> _DATA ROWS_:
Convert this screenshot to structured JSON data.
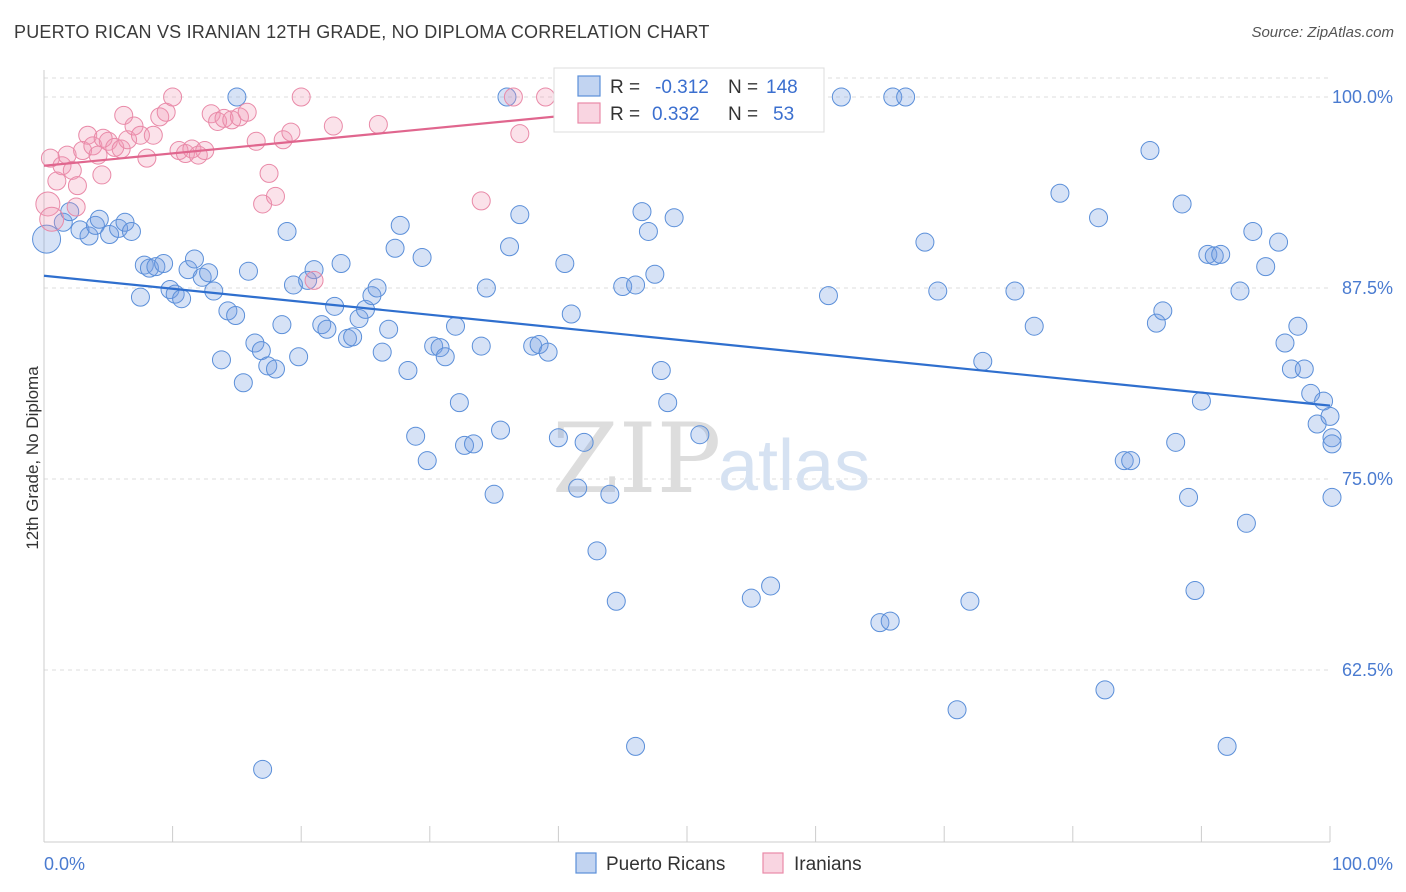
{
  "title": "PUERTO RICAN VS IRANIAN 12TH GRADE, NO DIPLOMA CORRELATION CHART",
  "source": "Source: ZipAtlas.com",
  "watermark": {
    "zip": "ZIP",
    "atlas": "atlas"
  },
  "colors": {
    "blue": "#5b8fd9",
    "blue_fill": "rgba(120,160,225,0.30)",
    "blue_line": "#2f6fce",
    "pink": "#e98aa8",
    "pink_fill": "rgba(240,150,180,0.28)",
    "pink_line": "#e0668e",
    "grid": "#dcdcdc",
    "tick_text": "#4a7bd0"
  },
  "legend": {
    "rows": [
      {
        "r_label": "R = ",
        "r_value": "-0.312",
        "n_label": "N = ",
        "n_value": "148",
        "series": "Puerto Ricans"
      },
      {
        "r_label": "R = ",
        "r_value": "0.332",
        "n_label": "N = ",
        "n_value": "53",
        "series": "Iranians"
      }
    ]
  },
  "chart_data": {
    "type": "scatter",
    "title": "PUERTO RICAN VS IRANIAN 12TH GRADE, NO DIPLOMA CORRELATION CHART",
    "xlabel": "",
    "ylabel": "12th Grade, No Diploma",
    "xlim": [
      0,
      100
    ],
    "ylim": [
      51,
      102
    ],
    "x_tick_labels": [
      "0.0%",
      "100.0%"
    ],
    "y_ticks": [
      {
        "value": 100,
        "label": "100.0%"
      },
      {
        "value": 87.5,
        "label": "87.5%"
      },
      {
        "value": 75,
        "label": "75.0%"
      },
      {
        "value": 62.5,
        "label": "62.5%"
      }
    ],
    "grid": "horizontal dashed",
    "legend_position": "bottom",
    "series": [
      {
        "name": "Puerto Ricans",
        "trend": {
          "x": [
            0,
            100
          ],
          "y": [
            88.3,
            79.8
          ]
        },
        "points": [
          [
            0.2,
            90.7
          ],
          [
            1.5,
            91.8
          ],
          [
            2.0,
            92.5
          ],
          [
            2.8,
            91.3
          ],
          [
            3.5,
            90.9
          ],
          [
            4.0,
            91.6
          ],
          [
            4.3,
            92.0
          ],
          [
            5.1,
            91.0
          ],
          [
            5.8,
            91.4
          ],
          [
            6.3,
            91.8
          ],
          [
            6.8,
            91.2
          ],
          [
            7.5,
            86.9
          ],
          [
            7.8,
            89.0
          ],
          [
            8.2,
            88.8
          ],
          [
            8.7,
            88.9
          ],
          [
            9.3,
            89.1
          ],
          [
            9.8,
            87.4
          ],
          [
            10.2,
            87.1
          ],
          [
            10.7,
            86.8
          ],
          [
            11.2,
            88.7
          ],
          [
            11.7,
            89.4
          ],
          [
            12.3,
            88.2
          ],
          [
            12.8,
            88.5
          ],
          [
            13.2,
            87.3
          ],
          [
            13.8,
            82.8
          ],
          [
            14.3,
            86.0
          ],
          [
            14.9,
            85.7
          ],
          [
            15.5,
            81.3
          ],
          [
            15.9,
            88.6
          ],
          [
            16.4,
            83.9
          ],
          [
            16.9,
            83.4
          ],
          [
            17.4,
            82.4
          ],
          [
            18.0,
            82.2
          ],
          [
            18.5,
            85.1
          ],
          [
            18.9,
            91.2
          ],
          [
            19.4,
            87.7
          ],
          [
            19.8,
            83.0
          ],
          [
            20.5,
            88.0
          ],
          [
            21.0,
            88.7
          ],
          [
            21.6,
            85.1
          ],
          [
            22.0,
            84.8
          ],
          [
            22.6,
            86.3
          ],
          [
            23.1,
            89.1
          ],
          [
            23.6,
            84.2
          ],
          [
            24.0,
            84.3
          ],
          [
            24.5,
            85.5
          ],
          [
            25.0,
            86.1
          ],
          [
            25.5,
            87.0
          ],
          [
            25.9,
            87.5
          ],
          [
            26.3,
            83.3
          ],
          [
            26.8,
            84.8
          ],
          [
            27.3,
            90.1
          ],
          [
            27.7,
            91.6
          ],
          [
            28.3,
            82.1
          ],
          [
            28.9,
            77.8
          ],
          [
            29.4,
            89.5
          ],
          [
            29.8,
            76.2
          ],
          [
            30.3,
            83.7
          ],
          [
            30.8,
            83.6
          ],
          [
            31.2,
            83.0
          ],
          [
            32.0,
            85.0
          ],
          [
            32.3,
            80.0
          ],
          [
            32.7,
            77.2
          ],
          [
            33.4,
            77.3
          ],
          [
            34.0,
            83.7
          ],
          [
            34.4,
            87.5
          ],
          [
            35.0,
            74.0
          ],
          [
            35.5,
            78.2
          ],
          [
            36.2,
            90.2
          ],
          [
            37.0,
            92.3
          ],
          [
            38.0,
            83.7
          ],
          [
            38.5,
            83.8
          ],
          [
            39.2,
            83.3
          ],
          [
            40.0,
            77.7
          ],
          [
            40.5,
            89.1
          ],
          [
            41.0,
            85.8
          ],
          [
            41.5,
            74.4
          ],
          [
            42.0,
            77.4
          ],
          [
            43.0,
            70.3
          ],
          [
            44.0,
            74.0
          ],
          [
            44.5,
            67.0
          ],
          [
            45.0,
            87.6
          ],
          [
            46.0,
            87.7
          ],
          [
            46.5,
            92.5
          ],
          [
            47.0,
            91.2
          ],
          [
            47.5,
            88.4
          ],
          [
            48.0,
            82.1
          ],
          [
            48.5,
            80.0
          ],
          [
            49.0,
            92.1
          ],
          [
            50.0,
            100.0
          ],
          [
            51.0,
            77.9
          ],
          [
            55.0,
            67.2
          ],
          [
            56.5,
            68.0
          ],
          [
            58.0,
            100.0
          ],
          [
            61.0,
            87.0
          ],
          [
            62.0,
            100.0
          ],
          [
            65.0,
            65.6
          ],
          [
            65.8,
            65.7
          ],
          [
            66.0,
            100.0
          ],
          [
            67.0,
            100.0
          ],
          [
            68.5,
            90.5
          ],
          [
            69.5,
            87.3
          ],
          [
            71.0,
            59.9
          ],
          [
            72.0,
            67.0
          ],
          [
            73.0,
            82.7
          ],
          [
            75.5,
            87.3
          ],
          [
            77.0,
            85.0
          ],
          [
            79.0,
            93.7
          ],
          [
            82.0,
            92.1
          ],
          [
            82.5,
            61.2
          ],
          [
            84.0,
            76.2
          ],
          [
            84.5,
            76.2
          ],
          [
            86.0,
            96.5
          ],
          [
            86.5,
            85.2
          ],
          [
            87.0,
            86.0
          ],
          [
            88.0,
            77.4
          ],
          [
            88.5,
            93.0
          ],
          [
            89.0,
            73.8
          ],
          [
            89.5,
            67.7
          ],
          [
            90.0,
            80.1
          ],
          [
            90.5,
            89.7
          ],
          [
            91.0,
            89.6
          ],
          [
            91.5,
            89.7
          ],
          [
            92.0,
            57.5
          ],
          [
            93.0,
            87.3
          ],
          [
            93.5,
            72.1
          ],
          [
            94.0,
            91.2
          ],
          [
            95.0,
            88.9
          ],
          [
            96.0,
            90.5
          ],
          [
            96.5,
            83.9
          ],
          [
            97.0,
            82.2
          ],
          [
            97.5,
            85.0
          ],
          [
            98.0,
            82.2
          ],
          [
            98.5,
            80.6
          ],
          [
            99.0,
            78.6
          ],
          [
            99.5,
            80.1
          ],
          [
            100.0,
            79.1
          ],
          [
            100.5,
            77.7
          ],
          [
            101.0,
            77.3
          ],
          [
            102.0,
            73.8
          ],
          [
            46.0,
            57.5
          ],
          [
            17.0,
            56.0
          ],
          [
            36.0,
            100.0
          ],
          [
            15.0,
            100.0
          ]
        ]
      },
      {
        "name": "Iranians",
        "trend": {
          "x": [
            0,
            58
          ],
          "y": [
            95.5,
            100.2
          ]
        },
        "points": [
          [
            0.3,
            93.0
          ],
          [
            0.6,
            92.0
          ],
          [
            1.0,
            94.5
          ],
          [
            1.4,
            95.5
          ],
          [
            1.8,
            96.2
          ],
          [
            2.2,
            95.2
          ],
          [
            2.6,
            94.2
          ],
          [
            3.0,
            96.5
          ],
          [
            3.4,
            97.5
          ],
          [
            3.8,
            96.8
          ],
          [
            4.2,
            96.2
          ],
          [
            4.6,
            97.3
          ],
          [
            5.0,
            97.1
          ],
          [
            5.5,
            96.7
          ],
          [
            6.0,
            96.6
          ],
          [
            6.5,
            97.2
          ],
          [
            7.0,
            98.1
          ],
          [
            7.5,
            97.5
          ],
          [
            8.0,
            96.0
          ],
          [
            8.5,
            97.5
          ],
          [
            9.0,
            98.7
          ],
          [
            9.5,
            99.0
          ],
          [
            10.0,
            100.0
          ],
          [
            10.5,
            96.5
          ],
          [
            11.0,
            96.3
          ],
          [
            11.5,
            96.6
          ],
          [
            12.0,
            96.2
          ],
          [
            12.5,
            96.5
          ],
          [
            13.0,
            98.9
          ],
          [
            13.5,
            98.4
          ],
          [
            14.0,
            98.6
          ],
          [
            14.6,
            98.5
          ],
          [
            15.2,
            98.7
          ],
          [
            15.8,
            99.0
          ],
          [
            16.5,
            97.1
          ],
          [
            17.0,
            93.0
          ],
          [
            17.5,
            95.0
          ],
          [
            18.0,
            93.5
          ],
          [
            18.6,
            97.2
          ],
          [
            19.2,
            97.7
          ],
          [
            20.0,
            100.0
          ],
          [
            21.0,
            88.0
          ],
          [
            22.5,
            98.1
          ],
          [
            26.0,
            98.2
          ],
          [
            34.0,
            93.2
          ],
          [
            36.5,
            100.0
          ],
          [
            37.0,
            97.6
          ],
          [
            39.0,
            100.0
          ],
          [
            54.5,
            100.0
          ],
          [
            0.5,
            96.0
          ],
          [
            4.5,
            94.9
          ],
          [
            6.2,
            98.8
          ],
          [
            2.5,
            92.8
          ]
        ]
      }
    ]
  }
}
---
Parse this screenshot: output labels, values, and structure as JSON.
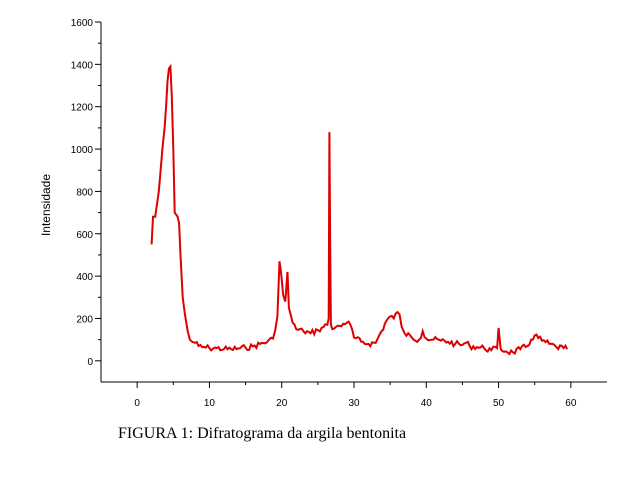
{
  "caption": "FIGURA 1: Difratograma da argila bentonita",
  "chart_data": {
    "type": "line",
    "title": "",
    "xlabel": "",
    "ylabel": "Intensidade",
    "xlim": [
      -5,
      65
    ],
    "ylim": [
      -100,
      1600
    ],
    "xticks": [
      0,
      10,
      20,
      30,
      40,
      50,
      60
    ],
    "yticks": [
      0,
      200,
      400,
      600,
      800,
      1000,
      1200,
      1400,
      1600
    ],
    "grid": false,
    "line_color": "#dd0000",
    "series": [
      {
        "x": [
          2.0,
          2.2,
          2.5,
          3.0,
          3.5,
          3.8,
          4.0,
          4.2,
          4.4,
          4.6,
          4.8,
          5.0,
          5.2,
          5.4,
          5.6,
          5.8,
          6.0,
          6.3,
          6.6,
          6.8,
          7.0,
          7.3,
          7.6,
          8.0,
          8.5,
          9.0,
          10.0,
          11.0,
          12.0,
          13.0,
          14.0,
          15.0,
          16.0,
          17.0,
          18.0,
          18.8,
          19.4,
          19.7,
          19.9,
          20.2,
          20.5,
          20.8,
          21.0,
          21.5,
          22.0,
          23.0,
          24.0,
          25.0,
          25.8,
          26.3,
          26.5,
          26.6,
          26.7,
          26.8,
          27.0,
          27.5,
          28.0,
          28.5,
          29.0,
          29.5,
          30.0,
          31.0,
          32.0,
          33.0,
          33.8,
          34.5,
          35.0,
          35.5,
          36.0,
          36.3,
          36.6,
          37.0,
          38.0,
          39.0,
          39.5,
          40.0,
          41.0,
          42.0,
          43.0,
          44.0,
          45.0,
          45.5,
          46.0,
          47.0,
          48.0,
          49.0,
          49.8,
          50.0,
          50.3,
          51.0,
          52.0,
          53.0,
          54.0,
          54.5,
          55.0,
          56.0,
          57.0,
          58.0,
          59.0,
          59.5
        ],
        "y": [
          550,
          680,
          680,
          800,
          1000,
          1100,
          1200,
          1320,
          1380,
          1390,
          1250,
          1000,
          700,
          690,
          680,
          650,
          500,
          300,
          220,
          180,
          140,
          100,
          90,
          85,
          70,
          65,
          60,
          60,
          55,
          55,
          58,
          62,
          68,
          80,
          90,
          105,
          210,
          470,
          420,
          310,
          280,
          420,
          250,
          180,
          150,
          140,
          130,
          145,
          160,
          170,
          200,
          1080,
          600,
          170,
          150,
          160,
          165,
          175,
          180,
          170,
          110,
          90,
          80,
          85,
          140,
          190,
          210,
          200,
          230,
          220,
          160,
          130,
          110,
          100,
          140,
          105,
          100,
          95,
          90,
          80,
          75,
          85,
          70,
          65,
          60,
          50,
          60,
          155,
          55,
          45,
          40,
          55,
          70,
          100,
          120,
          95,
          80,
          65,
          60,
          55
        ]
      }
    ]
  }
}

> _YOUR GOAL_:
Find how many lines in the records contain the string "rgba", then give the number alone.

> _THE REPLY_:
2